> [INSTRUCTION]:
Copy all of the records below verbatim.
-- Start of LISTED ENTRIES --
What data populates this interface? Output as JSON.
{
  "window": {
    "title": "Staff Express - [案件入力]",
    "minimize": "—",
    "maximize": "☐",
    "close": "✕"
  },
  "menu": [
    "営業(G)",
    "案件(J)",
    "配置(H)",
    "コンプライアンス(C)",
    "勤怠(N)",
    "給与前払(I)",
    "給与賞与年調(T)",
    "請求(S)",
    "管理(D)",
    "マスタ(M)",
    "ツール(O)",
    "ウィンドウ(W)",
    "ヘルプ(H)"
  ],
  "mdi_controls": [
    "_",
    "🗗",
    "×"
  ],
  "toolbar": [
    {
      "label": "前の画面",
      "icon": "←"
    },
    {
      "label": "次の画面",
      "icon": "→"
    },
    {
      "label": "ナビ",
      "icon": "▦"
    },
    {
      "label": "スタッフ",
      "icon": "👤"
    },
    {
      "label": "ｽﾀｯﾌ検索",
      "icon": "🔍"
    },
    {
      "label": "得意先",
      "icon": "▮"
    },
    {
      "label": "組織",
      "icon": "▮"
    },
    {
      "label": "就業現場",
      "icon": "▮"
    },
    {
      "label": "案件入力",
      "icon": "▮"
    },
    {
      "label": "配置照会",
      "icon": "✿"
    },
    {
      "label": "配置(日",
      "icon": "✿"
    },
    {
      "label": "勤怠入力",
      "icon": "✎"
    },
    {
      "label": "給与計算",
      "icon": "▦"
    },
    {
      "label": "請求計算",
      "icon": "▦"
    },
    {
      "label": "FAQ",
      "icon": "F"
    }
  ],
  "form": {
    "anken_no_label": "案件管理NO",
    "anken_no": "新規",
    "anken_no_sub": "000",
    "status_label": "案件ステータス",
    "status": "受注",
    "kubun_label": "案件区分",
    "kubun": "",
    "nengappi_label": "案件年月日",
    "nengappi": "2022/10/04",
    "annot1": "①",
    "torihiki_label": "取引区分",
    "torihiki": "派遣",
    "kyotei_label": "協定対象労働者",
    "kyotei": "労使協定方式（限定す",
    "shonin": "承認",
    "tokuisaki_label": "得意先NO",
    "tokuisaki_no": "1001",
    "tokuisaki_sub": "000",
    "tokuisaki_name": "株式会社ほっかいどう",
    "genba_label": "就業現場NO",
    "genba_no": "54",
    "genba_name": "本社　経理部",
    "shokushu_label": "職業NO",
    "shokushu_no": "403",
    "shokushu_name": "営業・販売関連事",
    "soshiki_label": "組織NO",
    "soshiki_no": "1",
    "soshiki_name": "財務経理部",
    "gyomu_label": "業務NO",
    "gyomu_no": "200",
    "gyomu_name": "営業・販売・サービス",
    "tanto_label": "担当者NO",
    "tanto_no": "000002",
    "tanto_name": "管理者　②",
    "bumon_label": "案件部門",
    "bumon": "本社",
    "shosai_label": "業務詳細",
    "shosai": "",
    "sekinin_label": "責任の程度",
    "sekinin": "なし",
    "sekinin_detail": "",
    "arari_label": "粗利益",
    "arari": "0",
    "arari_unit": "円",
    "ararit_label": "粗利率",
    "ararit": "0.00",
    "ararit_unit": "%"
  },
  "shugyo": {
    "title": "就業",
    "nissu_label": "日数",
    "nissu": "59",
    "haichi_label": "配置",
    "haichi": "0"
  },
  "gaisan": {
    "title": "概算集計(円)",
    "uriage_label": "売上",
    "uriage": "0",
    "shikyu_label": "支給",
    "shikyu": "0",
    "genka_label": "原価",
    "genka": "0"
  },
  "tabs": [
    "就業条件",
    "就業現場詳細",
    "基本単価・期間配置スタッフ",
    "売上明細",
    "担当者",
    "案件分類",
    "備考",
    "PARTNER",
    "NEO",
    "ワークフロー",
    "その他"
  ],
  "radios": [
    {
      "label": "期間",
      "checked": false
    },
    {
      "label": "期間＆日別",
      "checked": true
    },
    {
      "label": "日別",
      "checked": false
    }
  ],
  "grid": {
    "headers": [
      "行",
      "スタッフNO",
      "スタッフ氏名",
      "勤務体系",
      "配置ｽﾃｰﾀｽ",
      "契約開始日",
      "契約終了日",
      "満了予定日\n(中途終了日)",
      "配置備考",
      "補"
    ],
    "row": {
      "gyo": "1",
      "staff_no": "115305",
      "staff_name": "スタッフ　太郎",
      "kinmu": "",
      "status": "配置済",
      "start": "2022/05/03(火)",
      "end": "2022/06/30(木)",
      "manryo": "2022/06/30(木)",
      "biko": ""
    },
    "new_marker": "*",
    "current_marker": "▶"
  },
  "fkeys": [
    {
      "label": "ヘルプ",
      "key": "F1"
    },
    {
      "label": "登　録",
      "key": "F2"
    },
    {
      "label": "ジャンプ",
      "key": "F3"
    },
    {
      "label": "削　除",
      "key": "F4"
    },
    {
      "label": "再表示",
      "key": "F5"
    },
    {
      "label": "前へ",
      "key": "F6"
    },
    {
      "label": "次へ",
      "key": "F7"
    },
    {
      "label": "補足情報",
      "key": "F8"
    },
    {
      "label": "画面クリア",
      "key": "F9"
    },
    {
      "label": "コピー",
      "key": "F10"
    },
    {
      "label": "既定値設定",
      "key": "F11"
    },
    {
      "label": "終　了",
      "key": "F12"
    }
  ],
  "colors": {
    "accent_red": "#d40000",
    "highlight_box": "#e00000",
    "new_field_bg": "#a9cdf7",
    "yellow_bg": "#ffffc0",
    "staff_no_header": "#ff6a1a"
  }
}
-- End of LISTED ENTRIES --
> [EXERCISE SOLUTION]:
What data populates this interface? Output as JSON.
{
  "window": {
    "title": "Staff Express - [案件入力]",
    "minimize": "—",
    "maximize": "☐",
    "close": "✕"
  },
  "menu": [
    "営業(G)",
    "案件(J)",
    "配置(H)",
    "コンプライアンス(C)",
    "勤怠(N)",
    "給与前払(I)",
    "給与賞与年調(T)",
    "請求(S)",
    "管理(D)",
    "マスタ(M)",
    "ツール(O)",
    "ウィンドウ(W)",
    "ヘルプ(H)"
  ],
  "mdi_controls": [
    "_",
    "🗗",
    "×"
  ],
  "toolbar": [
    {
      "label": "前の画面",
      "icon": "←"
    },
    {
      "label": "次の画面",
      "icon": "→"
    },
    {
      "label": "ナビ",
      "icon": "▦"
    },
    {
      "label": "スタッフ",
      "icon": "👤"
    },
    {
      "label": "ｽﾀｯﾌ検索",
      "icon": "🔍"
    },
    {
      "label": "得意先",
      "icon": "▮"
    },
    {
      "label": "組織",
      "icon": "▮"
    },
    {
      "label": "就業現場",
      "icon": "▮"
    },
    {
      "label": "案件入力",
      "icon": "▮"
    },
    {
      "label": "配置照会",
      "icon": "✿"
    },
    {
      "label": "配置(日",
      "icon": "✿"
    },
    {
      "label": "勤怠入力",
      "icon": "✎"
    },
    {
      "label": "給与計算",
      "icon": "▦"
    },
    {
      "label": "請求計算",
      "icon": "▦"
    },
    {
      "label": "FAQ",
      "icon": "F"
    }
  ],
  "form": {
    "anken_no_label": "案件管理NO",
    "anken_no": "新規",
    "anken_no_sub": "000",
    "status_label": "案件ステータス",
    "status": "受注",
    "kubun_label": "案件区分",
    "kubun": "",
    "nengappi_label": "案件年月日",
    "nengappi": "2022/10/04",
    "annot1": "①",
    "torihiki_label": "取引区分",
    "torihiki": "派遣",
    "kyotei_label": "協定対象労働者",
    "kyotei": "労使協定方式（限定す",
    "shonin": "承認",
    "tokuisaki_label": "得意先NO",
    "tokuisaki_no": "1001",
    "tokuisaki_sub": "000",
    "tokuisaki_name": "株式会社ほっかいどう",
    "genba_label": "就業現場NO",
    "genba_no": "54",
    "genba_name": "本社　経理部",
    "shokushu_label": "職業NO",
    "shokushu_no": "403",
    "shokushu_name": "営業・販売関連事",
    "soshiki_label": "組織NO",
    "soshiki_no": "1",
    "soshiki_name": "財務経理部",
    "gyomu_label": "業務NO",
    "gyomu_no": "200",
    "gyomu_name": "営業・販売・サービス",
    "tanto_label": "担当者NO",
    "tanto_no": "000002",
    "tanto_name": "管理者　②",
    "bumon_label": "案件部門",
    "bumon": "本社",
    "shosai_label": "業務詳細",
    "shosai": "",
    "sekinin_label": "責任の程度",
    "sekinin": "なし",
    "sekinin_detail": "",
    "arari_label": "粗利益",
    "arari": "0",
    "arari_unit": "円",
    "ararit_label": "粗利率",
    "ararit": "0.00",
    "ararit_unit": "%"
  },
  "shugyo": {
    "title": "就業",
    "nissu_label": "日数",
    "nissu": "59",
    "haichi_label": "配置",
    "haichi": "0"
  },
  "gaisan": {
    "title": "概算集計(円)",
    "uriage_label": "売上",
    "uriage": "0",
    "shikyu_label": "支給",
    "shikyu": "0",
    "genka_label": "原価",
    "genka": "0"
  },
  "tabs": [
    "就業条件",
    "就業現場詳細",
    "基本単価・期間配置スタッフ",
    "売上明細",
    "担当者",
    "案件分類",
    "備考",
    "PARTNER",
    "NEO",
    "ワークフロー",
    "その他"
  ],
  "radios": [
    {
      "label": "期間",
      "checked": false
    },
    {
      "label": "期間＆日別",
      "checked": true
    },
    {
      "label": "日別",
      "checked": false
    }
  ],
  "grid": {
    "headers": [
      "行",
      "スタッフNO",
      "スタッフ氏名",
      "勤務体系",
      "配置ｽﾃｰﾀｽ",
      "契約開始日",
      "契約終了日",
      "満了予定日\n(中途終了日)",
      "配置備考",
      "補"
    ],
    "row": {
      "gyo": "1",
      "staff_no": "115305",
      "staff_name": "スタッフ　太郎",
      "kinmu": "",
      "status": "配置済",
      "start": "2022/05/03(火)",
      "end": "2022/06/30(木)",
      "manryo": "2022/06/30(木)",
      "biko": ""
    },
    "new_marker": "*",
    "current_marker": "▶"
  },
  "fkeys": [
    {
      "label": "ヘルプ",
      "key": "F1"
    },
    {
      "label": "登　録",
      "key": "F2"
    },
    {
      "label": "ジャンプ",
      "key": "F3"
    },
    {
      "label": "削　除",
      "key": "F4"
    },
    {
      "label": "再表示",
      "key": "F5"
    },
    {
      "label": "前へ",
      "key": "F6"
    },
    {
      "label": "次へ",
      "key": "F7"
    },
    {
      "label": "補足情報",
      "key": "F8"
    },
    {
      "label": "画面クリア",
      "key": "F9"
    },
    {
      "label": "コピー",
      "key": "F10"
    },
    {
      "label": "既定値設定",
      "key": "F11"
    },
    {
      "label": "終　了",
      "key": "F12"
    }
  ],
  "colors": {
    "accent_red": "#d40000",
    "highlight_box": "#e00000",
    "new_field_bg": "#a9cdf7",
    "yellow_bg": "#ffffc0",
    "staff_no_header": "#ff6a1a"
  }
}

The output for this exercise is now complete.